### WHAT THE TASK REQUIRES
State the count of lines below in which the word "milieu" appears, and add nothing.

[Collection entries]
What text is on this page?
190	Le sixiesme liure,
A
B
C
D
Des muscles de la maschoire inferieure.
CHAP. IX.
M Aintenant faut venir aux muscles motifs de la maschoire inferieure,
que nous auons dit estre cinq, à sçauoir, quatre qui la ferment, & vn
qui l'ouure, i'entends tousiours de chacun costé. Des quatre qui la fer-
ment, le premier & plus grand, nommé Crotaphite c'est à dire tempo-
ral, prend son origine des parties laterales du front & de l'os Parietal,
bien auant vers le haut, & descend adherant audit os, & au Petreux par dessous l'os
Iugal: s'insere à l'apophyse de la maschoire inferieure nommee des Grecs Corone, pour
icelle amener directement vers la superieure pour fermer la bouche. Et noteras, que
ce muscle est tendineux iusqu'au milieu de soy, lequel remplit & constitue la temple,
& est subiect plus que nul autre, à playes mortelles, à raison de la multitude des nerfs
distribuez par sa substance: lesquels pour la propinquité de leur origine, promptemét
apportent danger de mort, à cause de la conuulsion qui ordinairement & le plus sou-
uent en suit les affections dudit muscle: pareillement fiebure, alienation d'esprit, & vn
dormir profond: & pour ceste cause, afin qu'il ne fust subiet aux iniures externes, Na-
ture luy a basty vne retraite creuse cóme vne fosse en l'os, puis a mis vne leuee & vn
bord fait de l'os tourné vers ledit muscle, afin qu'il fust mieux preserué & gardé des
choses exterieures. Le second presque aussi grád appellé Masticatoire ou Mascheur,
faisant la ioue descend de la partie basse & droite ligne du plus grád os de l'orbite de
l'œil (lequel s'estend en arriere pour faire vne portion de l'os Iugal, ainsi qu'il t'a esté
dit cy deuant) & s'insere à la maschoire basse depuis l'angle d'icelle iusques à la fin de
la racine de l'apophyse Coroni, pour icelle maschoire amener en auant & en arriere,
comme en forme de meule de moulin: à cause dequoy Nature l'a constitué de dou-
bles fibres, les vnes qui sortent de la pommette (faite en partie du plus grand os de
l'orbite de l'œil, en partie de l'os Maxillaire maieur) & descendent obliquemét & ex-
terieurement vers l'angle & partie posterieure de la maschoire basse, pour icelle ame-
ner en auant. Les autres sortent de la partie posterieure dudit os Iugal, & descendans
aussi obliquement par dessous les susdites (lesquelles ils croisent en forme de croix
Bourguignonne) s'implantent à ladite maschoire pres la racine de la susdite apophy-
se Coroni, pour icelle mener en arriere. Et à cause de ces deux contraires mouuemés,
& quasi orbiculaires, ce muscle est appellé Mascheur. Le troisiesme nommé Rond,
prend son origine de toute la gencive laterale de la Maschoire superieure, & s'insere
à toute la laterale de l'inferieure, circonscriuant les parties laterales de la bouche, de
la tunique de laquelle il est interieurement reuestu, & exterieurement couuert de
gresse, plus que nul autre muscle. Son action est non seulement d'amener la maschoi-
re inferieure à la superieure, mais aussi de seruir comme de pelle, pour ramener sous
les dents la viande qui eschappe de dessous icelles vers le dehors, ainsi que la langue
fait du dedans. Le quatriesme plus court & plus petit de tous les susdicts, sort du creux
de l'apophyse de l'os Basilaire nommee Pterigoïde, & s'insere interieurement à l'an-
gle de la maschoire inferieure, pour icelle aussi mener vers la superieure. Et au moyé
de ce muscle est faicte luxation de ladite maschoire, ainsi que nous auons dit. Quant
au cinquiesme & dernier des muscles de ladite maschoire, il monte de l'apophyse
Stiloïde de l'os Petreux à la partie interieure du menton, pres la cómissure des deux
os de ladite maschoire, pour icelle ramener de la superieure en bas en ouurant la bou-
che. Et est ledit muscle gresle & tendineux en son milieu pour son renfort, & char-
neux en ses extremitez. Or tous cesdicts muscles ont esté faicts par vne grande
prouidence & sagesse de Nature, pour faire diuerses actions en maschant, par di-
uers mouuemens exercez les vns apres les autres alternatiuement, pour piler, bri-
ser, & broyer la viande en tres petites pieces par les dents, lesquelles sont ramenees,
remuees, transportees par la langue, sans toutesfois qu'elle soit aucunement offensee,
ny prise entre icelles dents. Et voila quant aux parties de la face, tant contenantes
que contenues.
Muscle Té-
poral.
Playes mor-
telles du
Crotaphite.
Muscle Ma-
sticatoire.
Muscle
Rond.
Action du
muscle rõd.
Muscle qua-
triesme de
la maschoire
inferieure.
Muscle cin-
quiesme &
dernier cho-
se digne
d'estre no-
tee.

### SOLVED PROBLEM
2